▸ **Short exercise**:
Write out every entry exactly as it stands.
=== Data for this exercise ===
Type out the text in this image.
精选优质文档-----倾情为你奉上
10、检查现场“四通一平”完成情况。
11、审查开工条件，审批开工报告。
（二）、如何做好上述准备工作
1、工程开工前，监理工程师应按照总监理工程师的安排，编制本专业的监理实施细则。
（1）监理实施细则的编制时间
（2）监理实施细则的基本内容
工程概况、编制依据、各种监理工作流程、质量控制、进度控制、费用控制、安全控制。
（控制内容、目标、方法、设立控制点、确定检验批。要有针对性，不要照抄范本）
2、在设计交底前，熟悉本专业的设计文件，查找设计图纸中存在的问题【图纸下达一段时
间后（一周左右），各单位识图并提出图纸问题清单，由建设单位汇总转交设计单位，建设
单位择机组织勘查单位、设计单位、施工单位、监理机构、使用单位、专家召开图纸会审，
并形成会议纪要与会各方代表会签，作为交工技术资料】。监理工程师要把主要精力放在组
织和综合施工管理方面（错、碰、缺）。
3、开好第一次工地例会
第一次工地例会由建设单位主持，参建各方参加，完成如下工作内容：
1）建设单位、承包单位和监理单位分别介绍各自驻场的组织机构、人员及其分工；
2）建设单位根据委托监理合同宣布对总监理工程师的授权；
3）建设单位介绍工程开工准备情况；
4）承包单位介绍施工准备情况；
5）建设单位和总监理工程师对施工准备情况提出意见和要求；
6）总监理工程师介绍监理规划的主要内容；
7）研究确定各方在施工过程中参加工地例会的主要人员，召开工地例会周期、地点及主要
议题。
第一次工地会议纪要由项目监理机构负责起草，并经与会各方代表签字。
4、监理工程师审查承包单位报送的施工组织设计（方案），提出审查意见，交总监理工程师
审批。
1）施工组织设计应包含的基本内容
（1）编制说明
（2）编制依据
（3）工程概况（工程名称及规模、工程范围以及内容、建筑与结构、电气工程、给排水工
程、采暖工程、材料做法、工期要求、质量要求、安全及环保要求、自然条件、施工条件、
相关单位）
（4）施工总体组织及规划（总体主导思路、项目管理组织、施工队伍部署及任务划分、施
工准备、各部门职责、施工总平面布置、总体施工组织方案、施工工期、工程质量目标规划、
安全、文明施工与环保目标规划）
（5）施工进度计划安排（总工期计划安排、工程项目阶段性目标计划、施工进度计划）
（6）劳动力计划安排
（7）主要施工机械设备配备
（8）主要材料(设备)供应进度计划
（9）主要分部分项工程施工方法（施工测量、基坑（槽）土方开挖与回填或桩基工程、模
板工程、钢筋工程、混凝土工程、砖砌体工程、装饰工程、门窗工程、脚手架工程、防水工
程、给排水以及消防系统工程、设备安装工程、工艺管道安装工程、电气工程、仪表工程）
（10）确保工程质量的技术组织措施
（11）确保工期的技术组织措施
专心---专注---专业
===
▸ **Finished answer**:
Type out the text in this image.
精选优质文档-----倾情为你奉上
10、检查现场“四通一平”完成情况。
11、审查开工条件，审批开工报告。
（二）、如何做好上述准备工作
1、工程开工前，监理工程师应按照总监理工程师的安排，编制本专业的监理实施细则。
（1）监理实施细则的编制时间
（2）监理实施细则的基本内容
工程概况、编制依据、各种监理工作流程、质量控制、进度控制、费用控制、安全控制。
（控制内容、目标、方法、设立控制点、确定检验批。要有针对性，不要照抄范本）
2、在设计交底前，熟悉本专业的设计文件，查找设计图纸中存在的问题【图纸下达一段时
间后（一周左右），各单位识图并提出图纸问题清单，由建设单位汇总转交设计单位，建设
单位择机组织勘查单位、设计单位、施工单位、监理机构、使用单位、专家召开图纸会审，
并形成会议纪要与会各方代表会签，作为交工技术资料】。监理工程师要把主要精力放在组
织和综合施工管理方面（错、碰、缺）。
3、开好第一次工地例会
第一次工地例会由建设单位主持，参建各方参加，完成如下工作内容：
1）建设单位、承包单位和监理单位分别介绍各自驻场的组织机构、人员及其分工；
2）建设单位根据委托监理合同宣布对总监理工程师的授权；
3）建设单位介绍工程开工准备情况；
4）承包单位介绍施工准备情况；
5）建设单位和总监理工程师对施工准备情况提出意见和要求；
6）总监理工程师介绍监理规划的主要内容；
7）研究确定各方在施工过程中参加工地例会的主要人员，召开工地例会周期、地点及主要
议题。
第一次工地会议纪要由项目监理机构负责起草，并经与会各方代表签字。
4、监理工程师审查承包单位报送的施工组织设计（方案），提出审查意见，交总监理工程师
审批。
1）施工组织设计应包含的基本内容
（1）编制说明
（2）编制依据
（3）工程概况（工程名称及规模、工程范围以及内容、建筑与结构、电气工程、给排水工
程、采暖工程、材料做法、工期要求、质量要求、安全及环保要求、自然条件、施工条件、
相关单位）
（4）施工总体组织及规划（总体主导思路、项目管理组织、施工队伍部署及任务划分、施
工准备、各部门职责、施工总平面布置、总体施工组织方案、施工工期、工程质量目标规划、
安全、文明施工与环保目标规划）
（5）施工进度计划安排（总工期计划安排、工程项目阶段性目标计划、施工进度计划）
（6）劳动力计划安排
（7）主要施工机械设备配备
（8）主要材料(设备)供应进度计划
（9）主要分部分项工程施工方法（施工测量、基坑（槽）土方开挖与回填或桩基工程、模
板工程、钢筋工程、混凝土工程、砖砌体工程、装饰工程、门窗工程、脚手架工程、防水工
程、给排水以及消防系统工程、设备安装工程、工艺管道安装工程、电气工程、仪表工程）
（10）确保工程质量的技术组织措施
（11）确保工期的技术组织措施
专心---专注---专业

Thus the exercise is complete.